WHAT THE EXERCISE ASKS → Take the entries that follow and return only the lines from the one with "Give me a plain-text" through the final line, leaving every picture behind.

EXERCISE DATA →
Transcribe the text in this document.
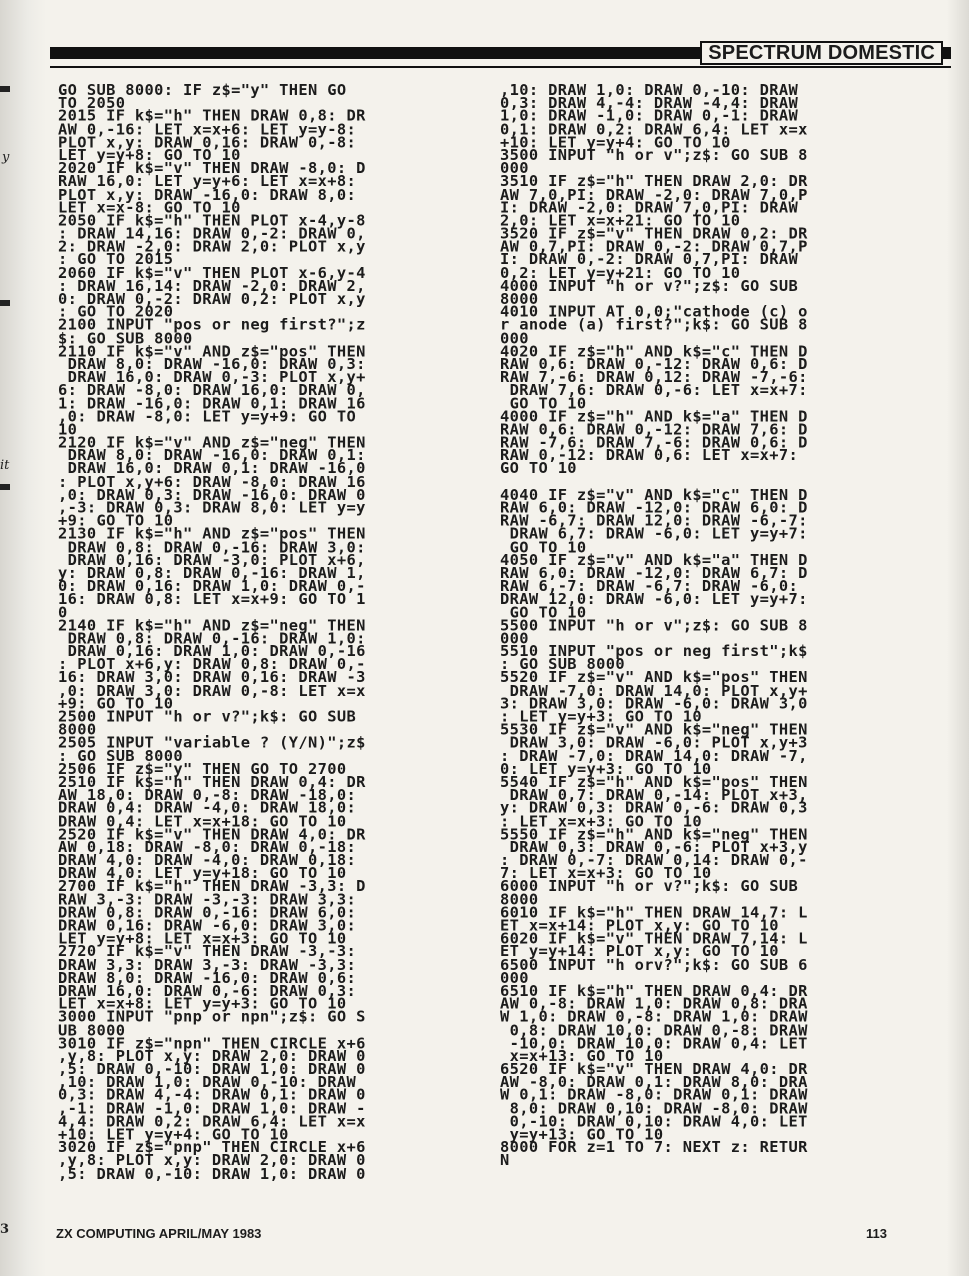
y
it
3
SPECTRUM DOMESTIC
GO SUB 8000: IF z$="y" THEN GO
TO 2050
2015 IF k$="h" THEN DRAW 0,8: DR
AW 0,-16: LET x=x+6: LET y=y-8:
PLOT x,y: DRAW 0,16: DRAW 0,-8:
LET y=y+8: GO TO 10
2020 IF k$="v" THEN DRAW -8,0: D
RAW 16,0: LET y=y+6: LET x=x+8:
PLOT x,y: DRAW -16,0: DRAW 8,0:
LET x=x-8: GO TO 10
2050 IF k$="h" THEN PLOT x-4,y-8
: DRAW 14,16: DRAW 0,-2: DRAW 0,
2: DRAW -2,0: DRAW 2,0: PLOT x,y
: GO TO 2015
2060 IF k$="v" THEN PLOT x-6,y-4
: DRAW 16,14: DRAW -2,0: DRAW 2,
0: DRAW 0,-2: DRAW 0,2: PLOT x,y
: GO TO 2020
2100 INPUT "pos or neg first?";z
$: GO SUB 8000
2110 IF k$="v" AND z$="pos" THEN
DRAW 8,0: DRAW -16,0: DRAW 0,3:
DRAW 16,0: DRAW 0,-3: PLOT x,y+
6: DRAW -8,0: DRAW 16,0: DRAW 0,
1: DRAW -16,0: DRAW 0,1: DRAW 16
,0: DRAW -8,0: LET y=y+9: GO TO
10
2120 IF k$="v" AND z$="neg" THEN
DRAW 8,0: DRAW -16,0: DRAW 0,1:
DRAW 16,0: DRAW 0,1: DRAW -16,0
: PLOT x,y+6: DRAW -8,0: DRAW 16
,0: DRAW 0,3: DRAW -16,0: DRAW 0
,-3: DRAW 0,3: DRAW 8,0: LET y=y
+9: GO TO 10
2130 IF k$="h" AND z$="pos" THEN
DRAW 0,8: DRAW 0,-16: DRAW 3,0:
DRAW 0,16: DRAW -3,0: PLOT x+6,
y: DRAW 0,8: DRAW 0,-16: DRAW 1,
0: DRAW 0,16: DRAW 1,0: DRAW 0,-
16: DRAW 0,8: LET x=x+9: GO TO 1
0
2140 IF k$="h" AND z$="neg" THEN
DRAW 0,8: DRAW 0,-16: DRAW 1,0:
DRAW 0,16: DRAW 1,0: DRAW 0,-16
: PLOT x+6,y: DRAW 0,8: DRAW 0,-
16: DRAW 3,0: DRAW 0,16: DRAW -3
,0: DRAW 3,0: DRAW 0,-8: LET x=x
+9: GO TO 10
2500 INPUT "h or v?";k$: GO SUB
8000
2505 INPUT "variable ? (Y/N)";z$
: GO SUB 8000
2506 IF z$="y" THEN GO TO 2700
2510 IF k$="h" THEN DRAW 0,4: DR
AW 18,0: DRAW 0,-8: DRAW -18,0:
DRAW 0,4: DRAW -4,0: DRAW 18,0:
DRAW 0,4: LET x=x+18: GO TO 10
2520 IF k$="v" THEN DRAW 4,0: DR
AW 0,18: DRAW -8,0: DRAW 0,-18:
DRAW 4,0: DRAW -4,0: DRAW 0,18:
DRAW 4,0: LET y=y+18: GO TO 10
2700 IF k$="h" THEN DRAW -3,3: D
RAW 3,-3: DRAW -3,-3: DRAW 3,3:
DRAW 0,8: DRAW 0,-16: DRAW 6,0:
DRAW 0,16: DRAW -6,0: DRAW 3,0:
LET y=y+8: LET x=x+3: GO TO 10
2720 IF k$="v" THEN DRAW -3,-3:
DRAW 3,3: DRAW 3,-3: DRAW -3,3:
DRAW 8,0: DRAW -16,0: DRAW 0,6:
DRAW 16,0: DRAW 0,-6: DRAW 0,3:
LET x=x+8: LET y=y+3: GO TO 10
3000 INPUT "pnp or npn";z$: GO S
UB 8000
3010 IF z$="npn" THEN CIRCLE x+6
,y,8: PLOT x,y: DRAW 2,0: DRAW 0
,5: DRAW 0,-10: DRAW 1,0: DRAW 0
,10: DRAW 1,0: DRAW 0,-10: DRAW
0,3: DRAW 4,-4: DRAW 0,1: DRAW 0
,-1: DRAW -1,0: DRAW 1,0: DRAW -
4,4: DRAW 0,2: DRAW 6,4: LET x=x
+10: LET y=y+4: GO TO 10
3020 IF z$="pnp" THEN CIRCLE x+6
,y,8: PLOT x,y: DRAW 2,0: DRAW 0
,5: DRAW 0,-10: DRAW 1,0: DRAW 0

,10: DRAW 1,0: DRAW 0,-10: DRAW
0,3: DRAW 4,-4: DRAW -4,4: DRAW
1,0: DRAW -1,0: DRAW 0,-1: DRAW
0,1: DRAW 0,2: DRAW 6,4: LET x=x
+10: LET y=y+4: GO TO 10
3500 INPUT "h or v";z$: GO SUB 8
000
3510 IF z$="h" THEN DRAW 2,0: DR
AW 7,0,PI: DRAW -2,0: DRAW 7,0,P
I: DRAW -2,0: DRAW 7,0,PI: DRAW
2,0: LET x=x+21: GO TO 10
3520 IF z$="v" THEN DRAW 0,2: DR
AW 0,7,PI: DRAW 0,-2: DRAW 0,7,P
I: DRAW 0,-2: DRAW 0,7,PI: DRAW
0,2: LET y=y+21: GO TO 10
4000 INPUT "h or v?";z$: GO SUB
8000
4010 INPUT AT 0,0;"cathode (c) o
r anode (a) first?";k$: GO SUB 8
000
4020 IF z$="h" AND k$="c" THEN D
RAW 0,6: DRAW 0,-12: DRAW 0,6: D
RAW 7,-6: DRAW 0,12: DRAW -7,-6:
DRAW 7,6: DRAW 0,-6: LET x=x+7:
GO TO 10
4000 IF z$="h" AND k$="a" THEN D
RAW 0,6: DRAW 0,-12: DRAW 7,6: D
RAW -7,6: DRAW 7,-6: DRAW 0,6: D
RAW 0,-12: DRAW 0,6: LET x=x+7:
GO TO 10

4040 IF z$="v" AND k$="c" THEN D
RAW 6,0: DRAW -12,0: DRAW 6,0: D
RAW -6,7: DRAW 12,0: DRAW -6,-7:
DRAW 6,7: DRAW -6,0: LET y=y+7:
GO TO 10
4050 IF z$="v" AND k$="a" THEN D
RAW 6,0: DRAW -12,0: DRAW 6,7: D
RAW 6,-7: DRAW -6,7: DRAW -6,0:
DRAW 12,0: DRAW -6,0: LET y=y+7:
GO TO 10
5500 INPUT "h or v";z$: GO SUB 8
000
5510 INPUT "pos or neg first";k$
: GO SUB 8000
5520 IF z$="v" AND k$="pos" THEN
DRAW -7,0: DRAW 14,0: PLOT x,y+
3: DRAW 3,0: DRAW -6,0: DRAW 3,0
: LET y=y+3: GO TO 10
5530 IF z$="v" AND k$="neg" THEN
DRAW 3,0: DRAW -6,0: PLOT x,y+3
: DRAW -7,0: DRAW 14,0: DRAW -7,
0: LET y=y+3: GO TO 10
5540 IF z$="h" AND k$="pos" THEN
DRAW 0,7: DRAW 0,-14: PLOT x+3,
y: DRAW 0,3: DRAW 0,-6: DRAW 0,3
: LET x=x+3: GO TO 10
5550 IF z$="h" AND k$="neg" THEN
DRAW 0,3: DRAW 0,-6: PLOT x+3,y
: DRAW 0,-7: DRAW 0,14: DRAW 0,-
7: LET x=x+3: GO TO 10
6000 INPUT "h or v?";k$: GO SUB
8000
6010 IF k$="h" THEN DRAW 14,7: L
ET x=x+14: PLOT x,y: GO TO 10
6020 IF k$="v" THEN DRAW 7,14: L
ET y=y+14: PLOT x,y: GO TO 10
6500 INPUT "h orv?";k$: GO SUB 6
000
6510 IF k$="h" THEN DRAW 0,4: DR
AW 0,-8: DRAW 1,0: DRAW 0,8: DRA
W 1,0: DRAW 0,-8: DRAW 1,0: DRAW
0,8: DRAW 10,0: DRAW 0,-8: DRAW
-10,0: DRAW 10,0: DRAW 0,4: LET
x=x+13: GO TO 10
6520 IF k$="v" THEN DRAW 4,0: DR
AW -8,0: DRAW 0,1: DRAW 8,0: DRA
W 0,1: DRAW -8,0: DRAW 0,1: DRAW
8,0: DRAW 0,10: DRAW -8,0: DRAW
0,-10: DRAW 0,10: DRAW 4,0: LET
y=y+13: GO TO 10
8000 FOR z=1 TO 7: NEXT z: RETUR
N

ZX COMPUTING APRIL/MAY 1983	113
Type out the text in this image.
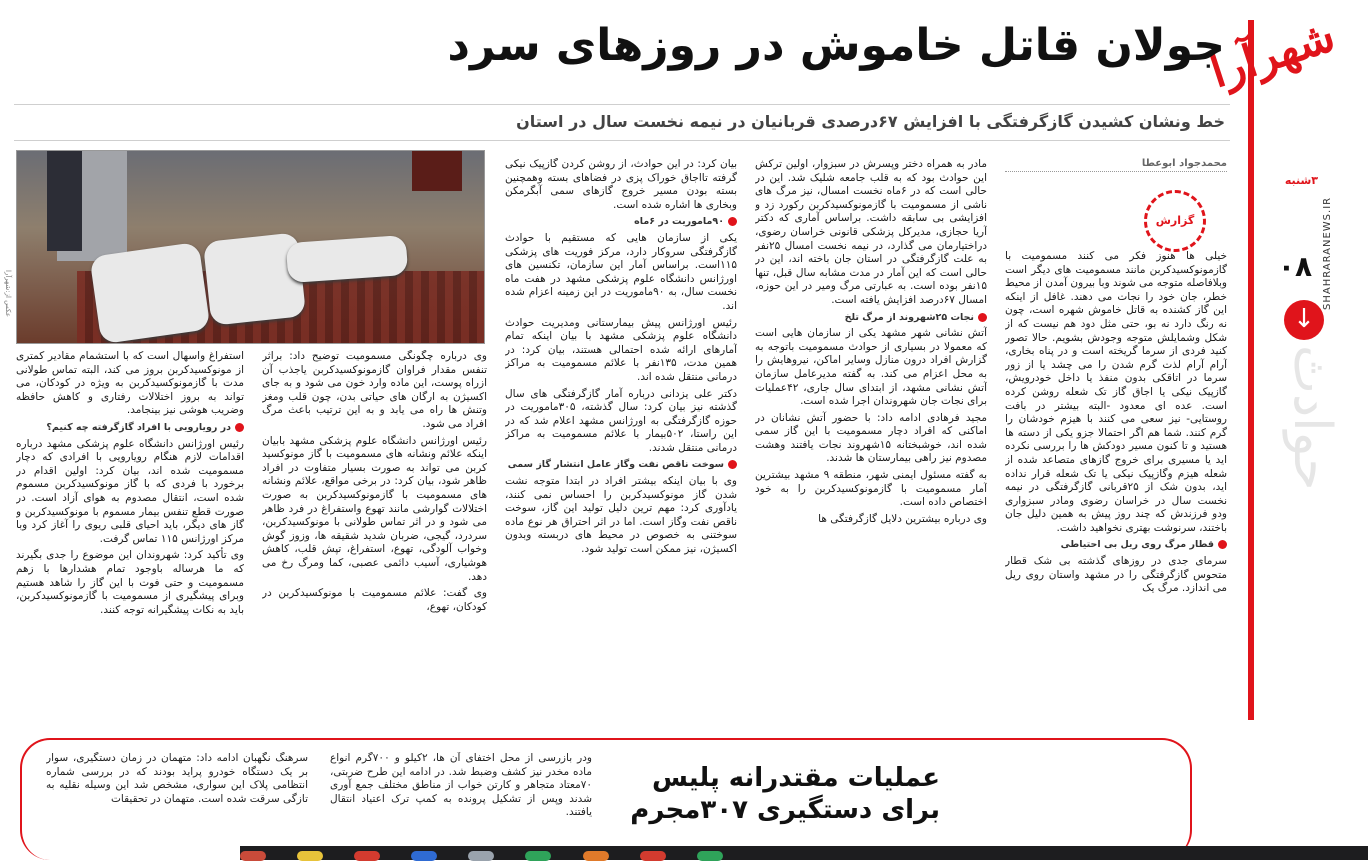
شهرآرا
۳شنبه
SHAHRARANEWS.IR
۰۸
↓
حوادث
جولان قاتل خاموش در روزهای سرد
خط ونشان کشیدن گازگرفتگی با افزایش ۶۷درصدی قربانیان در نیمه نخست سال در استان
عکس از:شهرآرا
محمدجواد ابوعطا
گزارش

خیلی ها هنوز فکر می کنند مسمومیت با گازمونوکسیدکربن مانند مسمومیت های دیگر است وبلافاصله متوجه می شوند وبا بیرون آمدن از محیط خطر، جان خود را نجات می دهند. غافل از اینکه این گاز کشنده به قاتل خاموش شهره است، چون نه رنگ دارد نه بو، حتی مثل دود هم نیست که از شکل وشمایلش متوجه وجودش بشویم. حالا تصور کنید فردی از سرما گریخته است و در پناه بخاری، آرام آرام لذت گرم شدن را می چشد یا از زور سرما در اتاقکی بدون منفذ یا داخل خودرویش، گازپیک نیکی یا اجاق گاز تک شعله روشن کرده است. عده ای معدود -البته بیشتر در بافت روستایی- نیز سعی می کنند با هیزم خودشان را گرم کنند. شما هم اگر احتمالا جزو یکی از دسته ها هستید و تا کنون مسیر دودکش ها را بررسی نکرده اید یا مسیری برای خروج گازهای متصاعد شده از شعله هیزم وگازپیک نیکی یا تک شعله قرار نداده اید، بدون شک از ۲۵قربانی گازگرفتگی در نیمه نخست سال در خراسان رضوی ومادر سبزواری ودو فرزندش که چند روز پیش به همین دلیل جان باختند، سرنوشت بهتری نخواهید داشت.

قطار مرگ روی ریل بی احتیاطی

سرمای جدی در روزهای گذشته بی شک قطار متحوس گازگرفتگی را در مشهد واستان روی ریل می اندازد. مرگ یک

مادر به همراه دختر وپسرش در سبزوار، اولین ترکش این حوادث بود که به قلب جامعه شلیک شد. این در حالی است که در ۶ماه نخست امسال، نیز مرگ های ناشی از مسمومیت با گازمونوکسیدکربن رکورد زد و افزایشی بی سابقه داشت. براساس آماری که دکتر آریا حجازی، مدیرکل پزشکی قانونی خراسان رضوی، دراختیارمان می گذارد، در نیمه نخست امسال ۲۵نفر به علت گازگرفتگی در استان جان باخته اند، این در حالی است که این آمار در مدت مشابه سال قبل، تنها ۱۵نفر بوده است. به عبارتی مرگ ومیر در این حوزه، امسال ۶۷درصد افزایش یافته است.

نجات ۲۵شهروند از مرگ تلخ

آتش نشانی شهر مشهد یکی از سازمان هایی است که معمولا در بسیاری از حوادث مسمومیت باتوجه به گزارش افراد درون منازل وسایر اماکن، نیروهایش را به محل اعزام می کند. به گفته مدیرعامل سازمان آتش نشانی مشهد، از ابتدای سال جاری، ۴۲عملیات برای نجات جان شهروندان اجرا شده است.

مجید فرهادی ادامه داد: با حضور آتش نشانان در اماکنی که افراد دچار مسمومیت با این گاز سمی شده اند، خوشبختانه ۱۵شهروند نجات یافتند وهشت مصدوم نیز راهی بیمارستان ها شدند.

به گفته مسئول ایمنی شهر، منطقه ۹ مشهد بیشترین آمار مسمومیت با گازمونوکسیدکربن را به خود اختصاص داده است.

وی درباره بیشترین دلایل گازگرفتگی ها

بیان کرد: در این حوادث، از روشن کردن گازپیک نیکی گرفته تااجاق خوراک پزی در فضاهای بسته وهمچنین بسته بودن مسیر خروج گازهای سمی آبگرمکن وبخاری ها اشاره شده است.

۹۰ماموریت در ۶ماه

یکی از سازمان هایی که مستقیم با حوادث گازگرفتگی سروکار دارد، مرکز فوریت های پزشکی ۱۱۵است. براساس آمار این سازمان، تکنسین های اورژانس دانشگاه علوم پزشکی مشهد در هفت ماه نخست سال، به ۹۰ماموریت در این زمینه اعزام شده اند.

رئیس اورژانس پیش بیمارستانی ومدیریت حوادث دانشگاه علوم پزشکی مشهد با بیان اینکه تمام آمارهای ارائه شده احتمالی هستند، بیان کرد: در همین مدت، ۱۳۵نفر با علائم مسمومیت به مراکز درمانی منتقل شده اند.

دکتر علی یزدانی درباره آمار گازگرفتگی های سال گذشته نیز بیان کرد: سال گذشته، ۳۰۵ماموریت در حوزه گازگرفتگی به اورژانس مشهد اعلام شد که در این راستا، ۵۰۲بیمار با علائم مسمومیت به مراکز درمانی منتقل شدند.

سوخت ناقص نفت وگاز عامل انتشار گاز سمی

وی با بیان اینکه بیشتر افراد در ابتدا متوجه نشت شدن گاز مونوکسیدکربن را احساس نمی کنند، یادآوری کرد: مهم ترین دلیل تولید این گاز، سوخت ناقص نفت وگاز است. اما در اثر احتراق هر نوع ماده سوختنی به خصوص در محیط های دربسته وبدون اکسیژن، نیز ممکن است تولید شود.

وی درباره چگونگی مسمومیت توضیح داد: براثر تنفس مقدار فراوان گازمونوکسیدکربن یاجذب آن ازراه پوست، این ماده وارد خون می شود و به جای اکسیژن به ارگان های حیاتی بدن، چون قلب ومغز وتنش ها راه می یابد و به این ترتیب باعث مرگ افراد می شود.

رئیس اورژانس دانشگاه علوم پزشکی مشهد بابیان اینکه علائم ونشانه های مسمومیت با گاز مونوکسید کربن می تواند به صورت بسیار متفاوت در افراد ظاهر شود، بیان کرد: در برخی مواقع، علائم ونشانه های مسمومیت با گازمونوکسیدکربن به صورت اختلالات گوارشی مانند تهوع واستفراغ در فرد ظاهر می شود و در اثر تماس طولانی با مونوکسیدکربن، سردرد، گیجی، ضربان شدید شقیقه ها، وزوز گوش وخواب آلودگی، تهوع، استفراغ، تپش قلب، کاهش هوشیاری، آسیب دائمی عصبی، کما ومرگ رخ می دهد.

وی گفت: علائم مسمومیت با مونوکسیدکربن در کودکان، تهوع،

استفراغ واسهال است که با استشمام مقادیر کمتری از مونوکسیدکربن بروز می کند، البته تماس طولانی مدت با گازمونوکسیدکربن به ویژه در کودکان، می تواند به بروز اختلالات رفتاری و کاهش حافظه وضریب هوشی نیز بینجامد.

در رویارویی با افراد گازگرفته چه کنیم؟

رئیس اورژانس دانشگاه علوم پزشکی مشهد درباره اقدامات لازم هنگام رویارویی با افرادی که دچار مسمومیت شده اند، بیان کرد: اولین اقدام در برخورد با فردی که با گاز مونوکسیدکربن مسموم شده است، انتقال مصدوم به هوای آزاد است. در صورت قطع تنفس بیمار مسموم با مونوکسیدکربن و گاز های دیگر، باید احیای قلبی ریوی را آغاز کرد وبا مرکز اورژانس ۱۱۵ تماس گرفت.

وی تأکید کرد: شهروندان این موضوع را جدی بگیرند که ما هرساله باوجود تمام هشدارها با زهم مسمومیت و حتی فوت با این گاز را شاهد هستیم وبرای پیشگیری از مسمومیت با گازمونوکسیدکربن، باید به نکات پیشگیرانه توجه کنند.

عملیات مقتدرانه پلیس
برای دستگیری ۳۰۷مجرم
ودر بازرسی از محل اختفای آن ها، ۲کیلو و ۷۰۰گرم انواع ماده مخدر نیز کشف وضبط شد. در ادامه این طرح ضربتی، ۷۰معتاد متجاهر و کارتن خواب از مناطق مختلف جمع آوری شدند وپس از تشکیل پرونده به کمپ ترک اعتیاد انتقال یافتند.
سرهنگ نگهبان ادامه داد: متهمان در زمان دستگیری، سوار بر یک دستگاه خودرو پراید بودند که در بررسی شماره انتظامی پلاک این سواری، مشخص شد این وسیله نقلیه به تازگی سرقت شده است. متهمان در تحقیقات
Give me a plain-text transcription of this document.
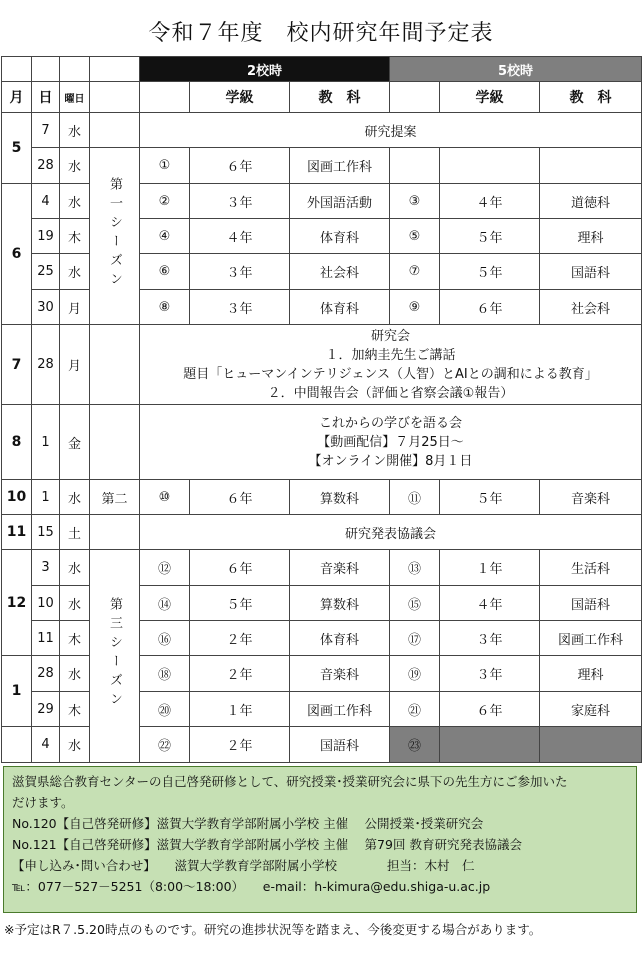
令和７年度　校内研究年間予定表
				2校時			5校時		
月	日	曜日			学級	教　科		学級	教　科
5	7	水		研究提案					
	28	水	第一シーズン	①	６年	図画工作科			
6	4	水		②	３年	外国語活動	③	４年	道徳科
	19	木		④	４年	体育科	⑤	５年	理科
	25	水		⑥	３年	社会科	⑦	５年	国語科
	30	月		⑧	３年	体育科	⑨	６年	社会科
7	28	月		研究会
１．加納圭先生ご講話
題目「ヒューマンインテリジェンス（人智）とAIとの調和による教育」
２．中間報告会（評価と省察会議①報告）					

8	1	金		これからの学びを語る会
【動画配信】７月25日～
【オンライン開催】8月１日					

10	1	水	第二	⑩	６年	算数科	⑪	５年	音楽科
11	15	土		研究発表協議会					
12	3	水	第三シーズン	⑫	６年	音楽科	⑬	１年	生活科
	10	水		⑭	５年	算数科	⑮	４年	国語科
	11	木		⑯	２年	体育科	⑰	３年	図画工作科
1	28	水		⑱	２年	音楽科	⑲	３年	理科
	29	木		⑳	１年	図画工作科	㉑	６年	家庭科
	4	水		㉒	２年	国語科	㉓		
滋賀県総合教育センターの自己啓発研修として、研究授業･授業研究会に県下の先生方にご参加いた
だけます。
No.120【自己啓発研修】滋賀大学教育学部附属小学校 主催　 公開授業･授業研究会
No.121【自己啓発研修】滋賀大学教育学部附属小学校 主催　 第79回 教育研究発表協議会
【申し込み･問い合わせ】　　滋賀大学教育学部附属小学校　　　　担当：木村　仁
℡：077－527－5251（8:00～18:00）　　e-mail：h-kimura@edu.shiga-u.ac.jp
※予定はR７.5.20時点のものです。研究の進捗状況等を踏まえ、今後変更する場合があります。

ANSWER FOR THIS EXERCISE →
Give me a plain-text transcription of this document.
令和７年度　校内研究年間予定表
				2校時			5校時		
月	日	曜日			学級	教　科		学級	教　科
5	7	水		研究提案					
	28	水	第一シーズン	①	６年	図画工作科			
6	4	水		②	３年	外国語活動	③	４年	道徳科
	19	木		④	４年	体育科	⑤	５年	理科
	25	水		⑥	３年	社会科	⑦	５年	国語科
	30	月		⑧	３年	体育科	⑨	６年	社会科
7	28	月		研究会
１．加納圭先生ご講話
題目「ヒューマンインテリジェンス（人智）とAIとの調和による教育」
２．中間報告会（評価と省察会議①報告）					

8	1	金		これからの学びを語る会
【動画配信】７月25日～
【オンライン開催】8月１日					

10	1	水	第二	⑩	６年	算数科	⑪	５年	音楽科
11	15	土		研究発表協議会					
12	3	水	第三シーズン	⑫	６年	音楽科	⑬	１年	生活科
	10	水		⑭	５年	算数科	⑮	４年	国語科
	11	木		⑯	２年	体育科	⑰	３年	図画工作科
1	28	水		⑱	２年	音楽科	⑲	３年	理科
	29	木		⑳	１年	図画工作科	㉑	６年	家庭科
	4	水		㉒	２年	国語科	㉓		
滋賀県総合教育センターの自己啓発研修として、研究授業･授業研究会に県下の先生方にご参加いた
だけます。
No.120【自己啓発研修】滋賀大学教育学部附属小学校 主催　 公開授業･授業研究会
No.121【自己啓発研修】滋賀大学教育学部附属小学校 主催　 第79回 教育研究発表協議会
【申し込み･問い合わせ】　　滋賀大学教育学部附属小学校　　　　担当：木村　仁
℡：077－527－5251（8:00～18:00）　　e-mail：h-kimura@edu.shiga-u.ac.jp
※予定はR７.5.20時点のものです。研究の進捗状況等を踏まえ、今後変更する場合があります。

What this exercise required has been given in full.